Exercise aim:
Copy all of the material exactly. Pictures are not to appear in the copy.

Records supplied:
+-------+

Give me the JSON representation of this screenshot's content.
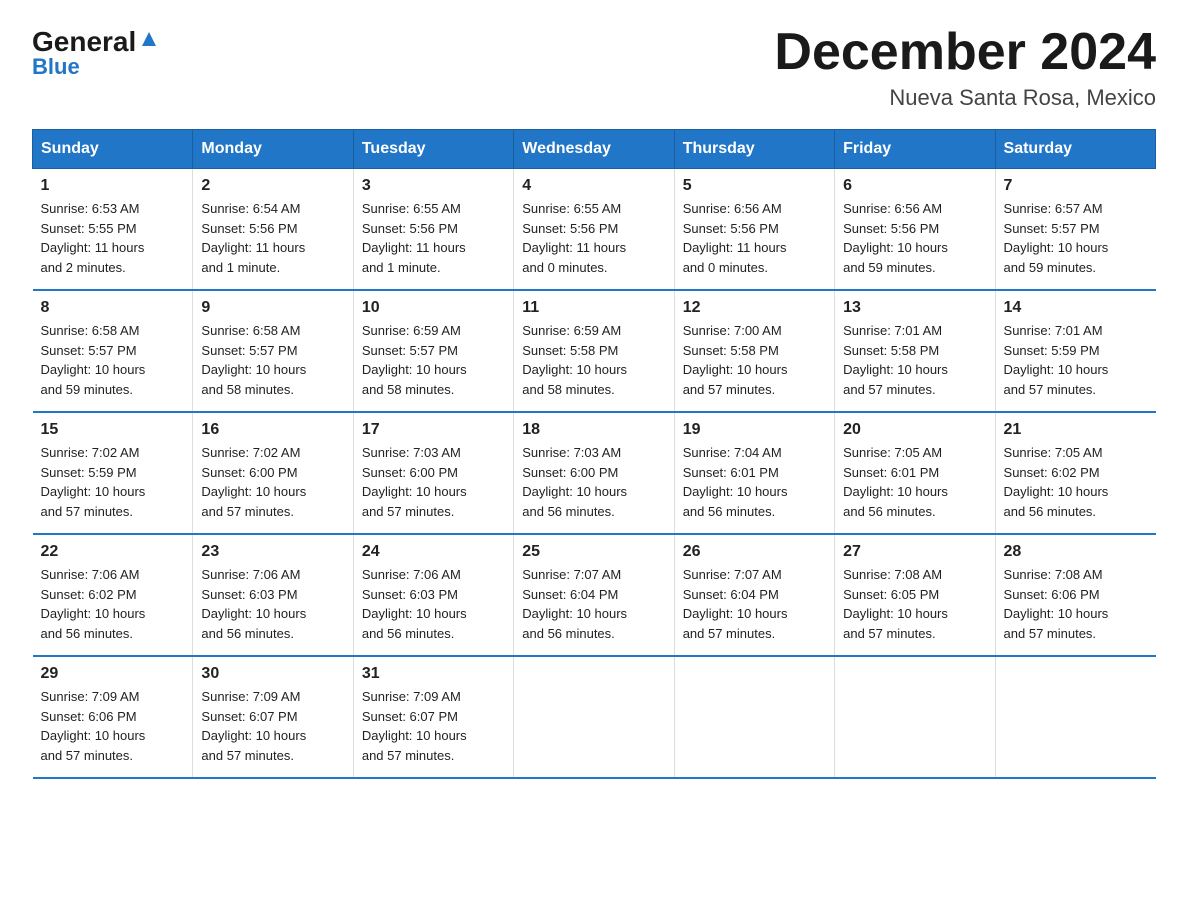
{
  "logo": {
    "name1": "General",
    "name2": "Blue"
  },
  "title": "December 2024",
  "location": "Nueva Santa Rosa, Mexico",
  "days_header": [
    "Sunday",
    "Monday",
    "Tuesday",
    "Wednesday",
    "Thursday",
    "Friday",
    "Saturday"
  ],
  "weeks": [
    [
      {
        "num": "1",
        "info": "Sunrise: 6:53 AM\nSunset: 5:55 PM\nDaylight: 11 hours\nand 2 minutes."
      },
      {
        "num": "2",
        "info": "Sunrise: 6:54 AM\nSunset: 5:56 PM\nDaylight: 11 hours\nand 1 minute."
      },
      {
        "num": "3",
        "info": "Sunrise: 6:55 AM\nSunset: 5:56 PM\nDaylight: 11 hours\nand 1 minute."
      },
      {
        "num": "4",
        "info": "Sunrise: 6:55 AM\nSunset: 5:56 PM\nDaylight: 11 hours\nand 0 minutes."
      },
      {
        "num": "5",
        "info": "Sunrise: 6:56 AM\nSunset: 5:56 PM\nDaylight: 11 hours\nand 0 minutes."
      },
      {
        "num": "6",
        "info": "Sunrise: 6:56 AM\nSunset: 5:56 PM\nDaylight: 10 hours\nand 59 minutes."
      },
      {
        "num": "7",
        "info": "Sunrise: 6:57 AM\nSunset: 5:57 PM\nDaylight: 10 hours\nand 59 minutes."
      }
    ],
    [
      {
        "num": "8",
        "info": "Sunrise: 6:58 AM\nSunset: 5:57 PM\nDaylight: 10 hours\nand 59 minutes."
      },
      {
        "num": "9",
        "info": "Sunrise: 6:58 AM\nSunset: 5:57 PM\nDaylight: 10 hours\nand 58 minutes."
      },
      {
        "num": "10",
        "info": "Sunrise: 6:59 AM\nSunset: 5:57 PM\nDaylight: 10 hours\nand 58 minutes."
      },
      {
        "num": "11",
        "info": "Sunrise: 6:59 AM\nSunset: 5:58 PM\nDaylight: 10 hours\nand 58 minutes."
      },
      {
        "num": "12",
        "info": "Sunrise: 7:00 AM\nSunset: 5:58 PM\nDaylight: 10 hours\nand 57 minutes."
      },
      {
        "num": "13",
        "info": "Sunrise: 7:01 AM\nSunset: 5:58 PM\nDaylight: 10 hours\nand 57 minutes."
      },
      {
        "num": "14",
        "info": "Sunrise: 7:01 AM\nSunset: 5:59 PM\nDaylight: 10 hours\nand 57 minutes."
      }
    ],
    [
      {
        "num": "15",
        "info": "Sunrise: 7:02 AM\nSunset: 5:59 PM\nDaylight: 10 hours\nand 57 minutes."
      },
      {
        "num": "16",
        "info": "Sunrise: 7:02 AM\nSunset: 6:00 PM\nDaylight: 10 hours\nand 57 minutes."
      },
      {
        "num": "17",
        "info": "Sunrise: 7:03 AM\nSunset: 6:00 PM\nDaylight: 10 hours\nand 57 minutes."
      },
      {
        "num": "18",
        "info": "Sunrise: 7:03 AM\nSunset: 6:00 PM\nDaylight: 10 hours\nand 56 minutes."
      },
      {
        "num": "19",
        "info": "Sunrise: 7:04 AM\nSunset: 6:01 PM\nDaylight: 10 hours\nand 56 minutes."
      },
      {
        "num": "20",
        "info": "Sunrise: 7:05 AM\nSunset: 6:01 PM\nDaylight: 10 hours\nand 56 minutes."
      },
      {
        "num": "21",
        "info": "Sunrise: 7:05 AM\nSunset: 6:02 PM\nDaylight: 10 hours\nand 56 minutes."
      }
    ],
    [
      {
        "num": "22",
        "info": "Sunrise: 7:06 AM\nSunset: 6:02 PM\nDaylight: 10 hours\nand 56 minutes."
      },
      {
        "num": "23",
        "info": "Sunrise: 7:06 AM\nSunset: 6:03 PM\nDaylight: 10 hours\nand 56 minutes."
      },
      {
        "num": "24",
        "info": "Sunrise: 7:06 AM\nSunset: 6:03 PM\nDaylight: 10 hours\nand 56 minutes."
      },
      {
        "num": "25",
        "info": "Sunrise: 7:07 AM\nSunset: 6:04 PM\nDaylight: 10 hours\nand 56 minutes."
      },
      {
        "num": "26",
        "info": "Sunrise: 7:07 AM\nSunset: 6:04 PM\nDaylight: 10 hours\nand 57 minutes."
      },
      {
        "num": "27",
        "info": "Sunrise: 7:08 AM\nSunset: 6:05 PM\nDaylight: 10 hours\nand 57 minutes."
      },
      {
        "num": "28",
        "info": "Sunrise: 7:08 AM\nSunset: 6:06 PM\nDaylight: 10 hours\nand 57 minutes."
      }
    ],
    [
      {
        "num": "29",
        "info": "Sunrise: 7:09 AM\nSunset: 6:06 PM\nDaylight: 10 hours\nand 57 minutes."
      },
      {
        "num": "30",
        "info": "Sunrise: 7:09 AM\nSunset: 6:07 PM\nDaylight: 10 hours\nand 57 minutes."
      },
      {
        "num": "31",
        "info": "Sunrise: 7:09 AM\nSunset: 6:07 PM\nDaylight: 10 hours\nand 57 minutes."
      },
      {
        "num": "",
        "info": ""
      },
      {
        "num": "",
        "info": ""
      },
      {
        "num": "",
        "info": ""
      },
      {
        "num": "",
        "info": ""
      }
    ]
  ]
}
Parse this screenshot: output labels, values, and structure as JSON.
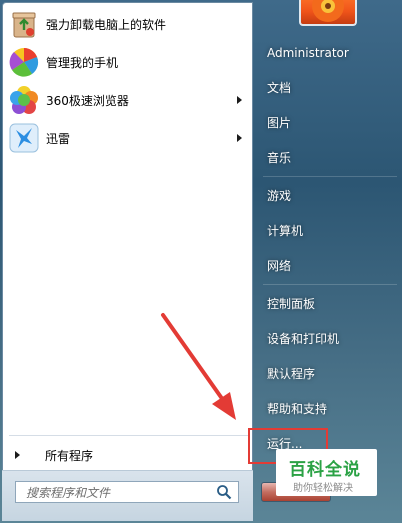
{
  "programs": [
    {
      "label": "强力卸载电脑上的软件",
      "icon": "recycle-bin-icon",
      "has_submenu": false
    },
    {
      "label": "管理我的手机",
      "icon": "phone-manager-icon",
      "has_submenu": false
    },
    {
      "label": "360极速浏览器",
      "icon": "browser-360-icon",
      "has_submenu": true
    },
    {
      "label": "迅雷",
      "icon": "thunder-bird-icon",
      "has_submenu": true
    }
  ],
  "all_programs": {
    "label": "所有程序"
  },
  "search": {
    "placeholder": "搜索程序和文件"
  },
  "right_links": {
    "user": "Administrator",
    "documents": "文档",
    "pictures": "图片",
    "music": "音乐",
    "games": "游戏",
    "computer": "计算机",
    "network": "网络",
    "control_panel": "控制面板",
    "devices_printers": "设备和打印机",
    "default_programs": "默认程序",
    "help_support": "帮助和支持",
    "run": "运行..."
  },
  "watermark": {
    "title": "百科全说",
    "subtitle": "助你轻松解决"
  },
  "colors": {
    "highlight_red": "#e33b35",
    "watermark_green": "#2ba245",
    "menu_blue": "#2c5673"
  }
}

+-------+

The answer:
Give me the JSON representation of this screenshot's content.
{
  "logo": {
    "name1": "General",
    "name2": "Blue"
  },
  "title": "December 2024",
  "location": "Nueva Santa Rosa, Mexico",
  "days_header": [
    "Sunday",
    "Monday",
    "Tuesday",
    "Wednesday",
    "Thursday",
    "Friday",
    "Saturday"
  ],
  "weeks": [
    [
      {
        "num": "1",
        "info": "Sunrise: 6:53 AM\nSunset: 5:55 PM\nDaylight: 11 hours\nand 2 minutes."
      },
      {
        "num": "2",
        "info": "Sunrise: 6:54 AM\nSunset: 5:56 PM\nDaylight: 11 hours\nand 1 minute."
      },
      {
        "num": "3",
        "info": "Sunrise: 6:55 AM\nSunset: 5:56 PM\nDaylight: 11 hours\nand 1 minute."
      },
      {
        "num": "4",
        "info": "Sunrise: 6:55 AM\nSunset: 5:56 PM\nDaylight: 11 hours\nand 0 minutes."
      },
      {
        "num": "5",
        "info": "Sunrise: 6:56 AM\nSunset: 5:56 PM\nDaylight: 11 hours\nand 0 minutes."
      },
      {
        "num": "6",
        "info": "Sunrise: 6:56 AM\nSunset: 5:56 PM\nDaylight: 10 hours\nand 59 minutes."
      },
      {
        "num": "7",
        "info": "Sunrise: 6:57 AM\nSunset: 5:57 PM\nDaylight: 10 hours\nand 59 minutes."
      }
    ],
    [
      {
        "num": "8",
        "info": "Sunrise: 6:58 AM\nSunset: 5:57 PM\nDaylight: 10 hours\nand 59 minutes."
      },
      {
        "num": "9",
        "info": "Sunrise: 6:58 AM\nSunset: 5:57 PM\nDaylight: 10 hours\nand 58 minutes."
      },
      {
        "num": "10",
        "info": "Sunrise: 6:59 AM\nSunset: 5:57 PM\nDaylight: 10 hours\nand 58 minutes."
      },
      {
        "num": "11",
        "info": "Sunrise: 6:59 AM\nSunset: 5:58 PM\nDaylight: 10 hours\nand 58 minutes."
      },
      {
        "num": "12",
        "info": "Sunrise: 7:00 AM\nSunset: 5:58 PM\nDaylight: 10 hours\nand 57 minutes."
      },
      {
        "num": "13",
        "info": "Sunrise: 7:01 AM\nSunset: 5:58 PM\nDaylight: 10 hours\nand 57 minutes."
      },
      {
        "num": "14",
        "info": "Sunrise: 7:01 AM\nSunset: 5:59 PM\nDaylight: 10 hours\nand 57 minutes."
      }
    ],
    [
      {
        "num": "15",
        "info": "Sunrise: 7:02 AM\nSunset: 5:59 PM\nDaylight: 10 hours\nand 57 minutes."
      },
      {
        "num": "16",
        "info": "Sunrise: 7:02 AM\nSunset: 6:00 PM\nDaylight: 10 hours\nand 57 minutes."
      },
      {
        "num": "17",
        "info": "Sunrise: 7:03 AM\nSunset: 6:00 PM\nDaylight: 10 hours\nand 57 minutes."
      },
      {
        "num": "18",
        "info": "Sunrise: 7:03 AM\nSunset: 6:00 PM\nDaylight: 10 hours\nand 56 minutes."
      },
      {
        "num": "19",
        "info": "Sunrise: 7:04 AM\nSunset: 6:01 PM\nDaylight: 10 hours\nand 56 minutes."
      },
      {
        "num": "20",
        "info": "Sunrise: 7:05 AM\nSunset: 6:01 PM\nDaylight: 10 hours\nand 56 minutes."
      },
      {
        "num": "21",
        "info": "Sunrise: 7:05 AM\nSunset: 6:02 PM\nDaylight: 10 hours\nand 56 minutes."
      }
    ],
    [
      {
        "num": "22",
        "info": "Sunrise: 7:06 AM\nSunset: 6:02 PM\nDaylight: 10 hours\nand 56 minutes."
      },
      {
        "num": "23",
        "info": "Sunrise: 7:06 AM\nSunset: 6:03 PM\nDaylight: 10 hours\nand 56 minutes."
      },
      {
        "num": "24",
        "info": "Sunrise: 7:06 AM\nSunset: 6:03 PM\nDaylight: 10 hours\nand 56 minutes."
      },
      {
        "num": "25",
        "info": "Sunrise: 7:07 AM\nSunset: 6:04 PM\nDaylight: 10 hours\nand 56 minutes."
      },
      {
        "num": "26",
        "info": "Sunrise: 7:07 AM\nSunset: 6:04 PM\nDaylight: 10 hours\nand 57 minutes."
      },
      {
        "num": "27",
        "info": "Sunrise: 7:08 AM\nSunset: 6:05 PM\nDaylight: 10 hours\nand 57 minutes."
      },
      {
        "num": "28",
        "info": "Sunrise: 7:08 AM\nSunset: 6:06 PM\nDaylight: 10 hours\nand 57 minutes."
      }
    ],
    [
      {
        "num": "29",
        "info": "Sunrise: 7:09 AM\nSunset: 6:06 PM\nDaylight: 10 hours\nand 57 minutes."
      },
      {
        "num": "30",
        "info": "Sunrise: 7:09 AM\nSunset: 6:07 PM\nDaylight: 10 hours\nand 57 minutes."
      },
      {
        "num": "31",
        "info": "Sunrise: 7:09 AM\nSunset: 6:07 PM\nDaylight: 10 hours\nand 57 minutes."
      },
      {
        "num": "",
        "info": ""
      },
      {
        "num": "",
        "info": ""
      },
      {
        "num": "",
        "info": ""
      },
      {
        "num": "",
        "info": ""
      }
    ]
  ]
}
Parse this screenshot: output labels, values, and structure as JSON.
{
  "programs": [
    {
      "label": "强力卸载电脑上的软件",
      "icon": "recycle-bin-icon",
      "has_submenu": false
    },
    {
      "label": "管理我的手机",
      "icon": "phone-manager-icon",
      "has_submenu": false
    },
    {
      "label": "360极速浏览器",
      "icon": "browser-360-icon",
      "has_submenu": true
    },
    {
      "label": "迅雷",
      "icon": "thunder-bird-icon",
      "has_submenu": true
    }
  ],
  "all_programs": {
    "label": "所有程序"
  },
  "search": {
    "placeholder": "搜索程序和文件"
  },
  "right_links": {
    "user": "Administrator",
    "documents": "文档",
    "pictures": "图片",
    "music": "音乐",
    "games": "游戏",
    "computer": "计算机",
    "network": "网络",
    "control_panel": "控制面板",
    "devices_printers": "设备和打印机",
    "default_programs": "默认程序",
    "help_support": "帮助和支持",
    "run": "运行..."
  },
  "watermark": {
    "title": "百科全说",
    "subtitle": "助你轻松解决"
  },
  "colors": {
    "highlight_red": "#e33b35",
    "watermark_green": "#2ba245",
    "menu_blue": "#2c5673"
  }
}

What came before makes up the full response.